GIVEN INSTRUCTION: Provide nothing beyond the count of lines that include the string "Getting".

SUPPLIED RECORDS:
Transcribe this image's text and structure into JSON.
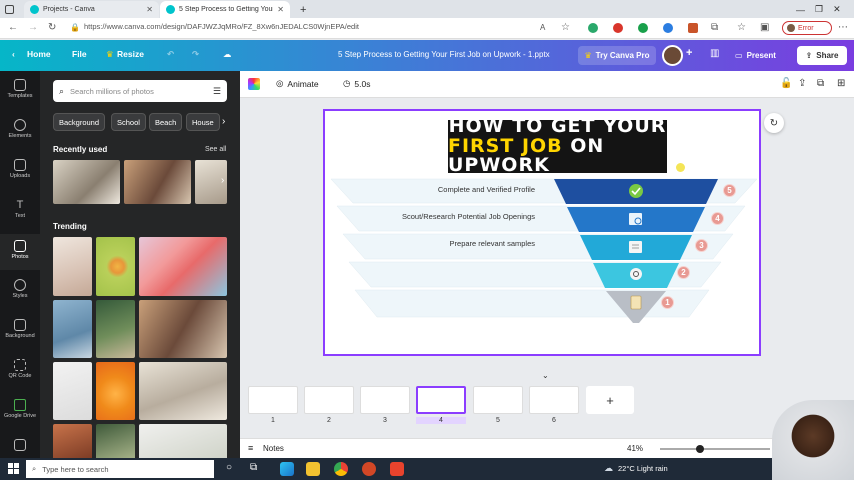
{
  "browser": {
    "tabs": [
      {
        "label": "Projects - Canva",
        "active": false
      },
      {
        "label": "5 Step Process to Getting Your Fi",
        "active": true
      }
    ],
    "url": "https://www.canva.com/design/DAFJWZJqMRo/FZ_8Xw6nJEDALCS0WjnEPA/edit",
    "error_label": "Error"
  },
  "header": {
    "home": "Home",
    "file": "File",
    "resize": "Resize",
    "doc_title": "5 Step Process to Getting  Your First Job on Upwork - 1.pptx",
    "try_pro": "Try Canva Pro",
    "present": "Present",
    "share": "Share"
  },
  "rail": {
    "items": [
      {
        "label": "Templates"
      },
      {
        "label": "Elements"
      },
      {
        "label": "Uploads"
      },
      {
        "label": "Text"
      },
      {
        "label": "Photos"
      },
      {
        "label": "Styles"
      },
      {
        "label": "Background"
      },
      {
        "label": "QR Code"
      },
      {
        "label": "Google Drive"
      }
    ]
  },
  "panel": {
    "search_placeholder": "Search millions of photos",
    "chips": [
      "Background",
      "School",
      "Beach",
      "House"
    ],
    "recently_used": "Recently used",
    "see_all": "See all",
    "trending": "Trending"
  },
  "toolbar": {
    "animate": "Animate",
    "duration": "5.0s"
  },
  "slide": {
    "title_line1": "HOW TO GET YOUR",
    "title_line2_yellow": "FIRST JOB",
    "title_line2_white": " ON UPWORK",
    "rows": [
      {
        "label": "Complete and Verified Profile",
        "number": "5",
        "color": "#1e4fa0"
      },
      {
        "label": "Scout/Research Potential Job Openings",
        "number": "4",
        "color": "#2477c9"
      },
      {
        "label": "Prepare relevant samples",
        "number": "3",
        "color": "#22a9d8"
      },
      {
        "label": "",
        "number": "2",
        "color": "#3cc6e0"
      },
      {
        "label": "",
        "number": "1",
        "color": "#b9bec6"
      }
    ]
  },
  "thumbnails": {
    "pages": [
      "1",
      "2",
      "3",
      "4",
      "5",
      "6"
    ],
    "selected": "4",
    "add": "+"
  },
  "bottom": {
    "notes": "Notes",
    "zoom": "41%"
  },
  "taskbar": {
    "search_placeholder": "Type here to search",
    "weather": "22°C  Light rain"
  }
}
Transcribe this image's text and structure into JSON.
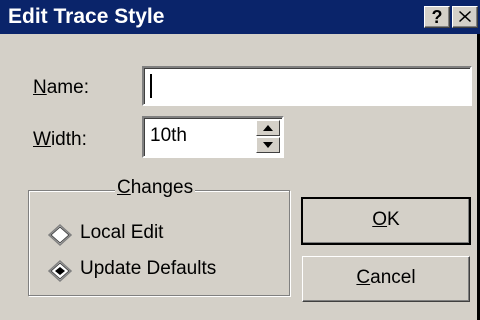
{
  "window": {
    "title": "Edit Trace Style",
    "help_button": "?",
    "title_color": "#0a246a"
  },
  "fields": {
    "name_label": "Name:",
    "name_value": "",
    "width_label": "Width:",
    "width_value": "10th"
  },
  "changes": {
    "caption": "Changes",
    "options": [
      {
        "label": "Local Edit",
        "selected": false
      },
      {
        "label": "Update Defaults",
        "selected": true
      }
    ]
  },
  "buttons": {
    "ok": "OK",
    "cancel": "Cancel"
  },
  "icons": {
    "close": "close-icon",
    "spin_up": "triangle-up-icon",
    "spin_down": "triangle-down-icon",
    "radio": "diamond-radio-icon"
  }
}
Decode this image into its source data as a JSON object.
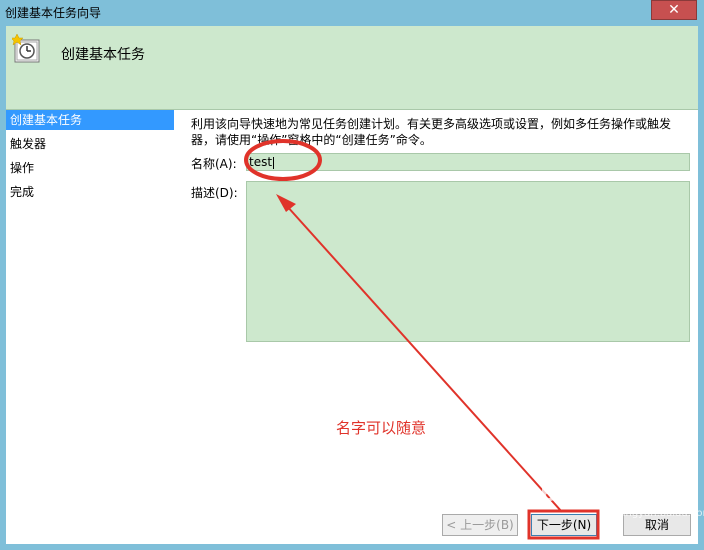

SOLUTION: 2